(REQUIRED TASK):
Filter the records for lines holding the string "this".
# Start of DATA PROVIDED
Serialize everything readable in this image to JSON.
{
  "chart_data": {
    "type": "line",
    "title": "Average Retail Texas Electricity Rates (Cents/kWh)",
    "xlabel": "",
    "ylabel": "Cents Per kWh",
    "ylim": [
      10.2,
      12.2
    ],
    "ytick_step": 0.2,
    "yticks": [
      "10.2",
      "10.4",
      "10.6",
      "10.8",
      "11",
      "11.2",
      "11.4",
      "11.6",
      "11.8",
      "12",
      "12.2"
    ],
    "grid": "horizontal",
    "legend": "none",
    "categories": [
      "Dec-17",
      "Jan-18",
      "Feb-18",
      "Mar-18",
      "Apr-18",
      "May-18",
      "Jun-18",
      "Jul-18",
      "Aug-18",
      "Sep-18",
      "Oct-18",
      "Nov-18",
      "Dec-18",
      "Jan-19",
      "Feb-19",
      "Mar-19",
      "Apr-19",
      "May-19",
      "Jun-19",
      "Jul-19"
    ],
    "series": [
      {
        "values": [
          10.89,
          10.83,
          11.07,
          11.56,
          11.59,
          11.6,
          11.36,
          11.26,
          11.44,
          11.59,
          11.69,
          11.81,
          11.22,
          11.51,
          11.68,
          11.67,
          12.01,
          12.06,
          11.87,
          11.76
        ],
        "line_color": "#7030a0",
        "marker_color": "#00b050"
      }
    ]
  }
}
# End of DATA PROVIDED
# Start of DATA PROVIDED
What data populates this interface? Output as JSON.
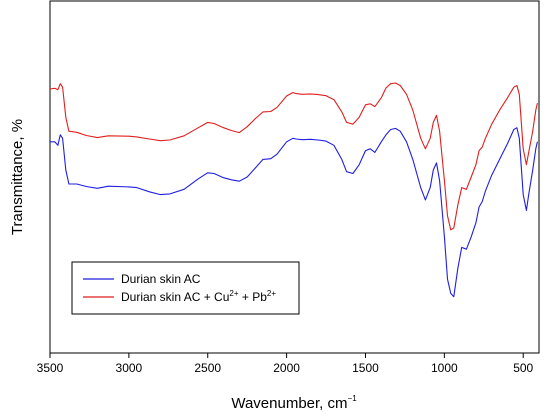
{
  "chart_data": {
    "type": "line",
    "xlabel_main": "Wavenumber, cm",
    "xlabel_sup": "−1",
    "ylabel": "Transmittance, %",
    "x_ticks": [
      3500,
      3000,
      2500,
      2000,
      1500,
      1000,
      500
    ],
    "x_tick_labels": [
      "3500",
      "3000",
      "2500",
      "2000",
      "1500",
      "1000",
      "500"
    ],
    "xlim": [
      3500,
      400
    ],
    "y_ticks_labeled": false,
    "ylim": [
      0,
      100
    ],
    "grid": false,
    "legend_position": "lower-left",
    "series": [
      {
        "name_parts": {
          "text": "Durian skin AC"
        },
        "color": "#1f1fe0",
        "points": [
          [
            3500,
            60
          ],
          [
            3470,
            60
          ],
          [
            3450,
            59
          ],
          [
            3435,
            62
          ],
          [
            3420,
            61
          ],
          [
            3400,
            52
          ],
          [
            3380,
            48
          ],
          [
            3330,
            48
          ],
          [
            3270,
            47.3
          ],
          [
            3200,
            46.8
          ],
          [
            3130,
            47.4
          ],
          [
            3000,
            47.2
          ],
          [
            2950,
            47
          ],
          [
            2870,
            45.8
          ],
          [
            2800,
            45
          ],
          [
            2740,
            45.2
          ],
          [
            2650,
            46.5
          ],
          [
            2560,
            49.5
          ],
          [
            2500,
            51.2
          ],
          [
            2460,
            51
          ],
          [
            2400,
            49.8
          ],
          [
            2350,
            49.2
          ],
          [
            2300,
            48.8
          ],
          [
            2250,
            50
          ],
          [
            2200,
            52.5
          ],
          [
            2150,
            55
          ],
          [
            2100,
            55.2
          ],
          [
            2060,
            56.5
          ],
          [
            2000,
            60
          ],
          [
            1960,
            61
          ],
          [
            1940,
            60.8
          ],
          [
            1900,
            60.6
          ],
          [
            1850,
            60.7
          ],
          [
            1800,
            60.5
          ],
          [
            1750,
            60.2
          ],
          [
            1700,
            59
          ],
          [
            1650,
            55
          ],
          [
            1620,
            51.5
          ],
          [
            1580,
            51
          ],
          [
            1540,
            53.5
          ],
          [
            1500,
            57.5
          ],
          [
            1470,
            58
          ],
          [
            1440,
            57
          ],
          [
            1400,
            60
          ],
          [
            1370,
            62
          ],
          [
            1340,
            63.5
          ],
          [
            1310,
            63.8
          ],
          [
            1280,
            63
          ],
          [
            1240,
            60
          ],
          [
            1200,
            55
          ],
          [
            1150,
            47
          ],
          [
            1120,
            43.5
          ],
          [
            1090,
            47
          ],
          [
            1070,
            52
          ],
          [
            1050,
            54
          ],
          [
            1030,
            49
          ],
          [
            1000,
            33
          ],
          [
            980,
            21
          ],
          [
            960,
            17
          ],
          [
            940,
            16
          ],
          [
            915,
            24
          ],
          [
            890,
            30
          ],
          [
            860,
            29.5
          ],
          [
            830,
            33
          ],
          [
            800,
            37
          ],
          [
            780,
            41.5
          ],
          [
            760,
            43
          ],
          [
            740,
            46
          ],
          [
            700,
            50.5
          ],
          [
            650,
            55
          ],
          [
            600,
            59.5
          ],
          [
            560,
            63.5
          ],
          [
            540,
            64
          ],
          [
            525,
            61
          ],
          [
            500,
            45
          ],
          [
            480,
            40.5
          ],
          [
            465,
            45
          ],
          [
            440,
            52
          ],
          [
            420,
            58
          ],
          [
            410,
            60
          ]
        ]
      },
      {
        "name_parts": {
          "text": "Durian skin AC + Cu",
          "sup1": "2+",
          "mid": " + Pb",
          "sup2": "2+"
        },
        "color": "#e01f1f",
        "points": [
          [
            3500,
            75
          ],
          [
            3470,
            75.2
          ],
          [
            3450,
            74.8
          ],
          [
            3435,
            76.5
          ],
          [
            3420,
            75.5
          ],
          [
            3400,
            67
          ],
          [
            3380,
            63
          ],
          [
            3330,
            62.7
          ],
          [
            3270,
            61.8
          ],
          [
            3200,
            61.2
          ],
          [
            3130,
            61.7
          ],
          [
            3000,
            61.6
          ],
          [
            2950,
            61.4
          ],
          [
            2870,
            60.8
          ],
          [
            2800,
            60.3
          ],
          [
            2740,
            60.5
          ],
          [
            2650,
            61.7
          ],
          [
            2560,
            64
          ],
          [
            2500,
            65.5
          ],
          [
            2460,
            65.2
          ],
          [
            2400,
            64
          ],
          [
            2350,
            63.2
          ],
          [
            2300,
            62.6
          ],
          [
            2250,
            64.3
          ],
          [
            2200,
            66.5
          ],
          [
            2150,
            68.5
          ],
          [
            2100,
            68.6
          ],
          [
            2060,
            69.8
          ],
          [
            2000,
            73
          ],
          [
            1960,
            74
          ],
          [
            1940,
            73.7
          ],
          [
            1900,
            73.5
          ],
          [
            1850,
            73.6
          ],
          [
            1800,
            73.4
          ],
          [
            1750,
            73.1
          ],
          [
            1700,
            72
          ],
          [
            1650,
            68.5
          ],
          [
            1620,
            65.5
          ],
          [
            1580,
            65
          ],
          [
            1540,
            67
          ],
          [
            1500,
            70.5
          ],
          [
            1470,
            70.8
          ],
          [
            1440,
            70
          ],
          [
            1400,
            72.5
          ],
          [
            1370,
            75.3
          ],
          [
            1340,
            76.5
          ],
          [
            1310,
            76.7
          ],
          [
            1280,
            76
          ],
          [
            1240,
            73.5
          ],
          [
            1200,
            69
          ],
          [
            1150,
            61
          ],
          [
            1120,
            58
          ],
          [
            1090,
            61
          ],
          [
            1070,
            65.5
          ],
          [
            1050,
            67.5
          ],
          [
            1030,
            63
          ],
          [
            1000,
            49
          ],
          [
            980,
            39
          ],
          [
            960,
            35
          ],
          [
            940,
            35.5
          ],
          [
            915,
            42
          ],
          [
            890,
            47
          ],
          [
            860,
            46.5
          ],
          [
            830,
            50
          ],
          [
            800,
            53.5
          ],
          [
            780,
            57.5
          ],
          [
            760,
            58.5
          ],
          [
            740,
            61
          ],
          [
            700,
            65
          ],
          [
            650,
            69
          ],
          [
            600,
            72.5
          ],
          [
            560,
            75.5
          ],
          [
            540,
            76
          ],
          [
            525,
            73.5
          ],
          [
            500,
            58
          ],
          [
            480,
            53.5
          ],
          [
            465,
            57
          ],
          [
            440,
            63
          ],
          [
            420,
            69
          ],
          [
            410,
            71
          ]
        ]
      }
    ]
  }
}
# End of DATA PROVIDED
(FULL RESPONSE):
Serialize everything readable in this image to JSON.
What data populates this interface? Output as JSON.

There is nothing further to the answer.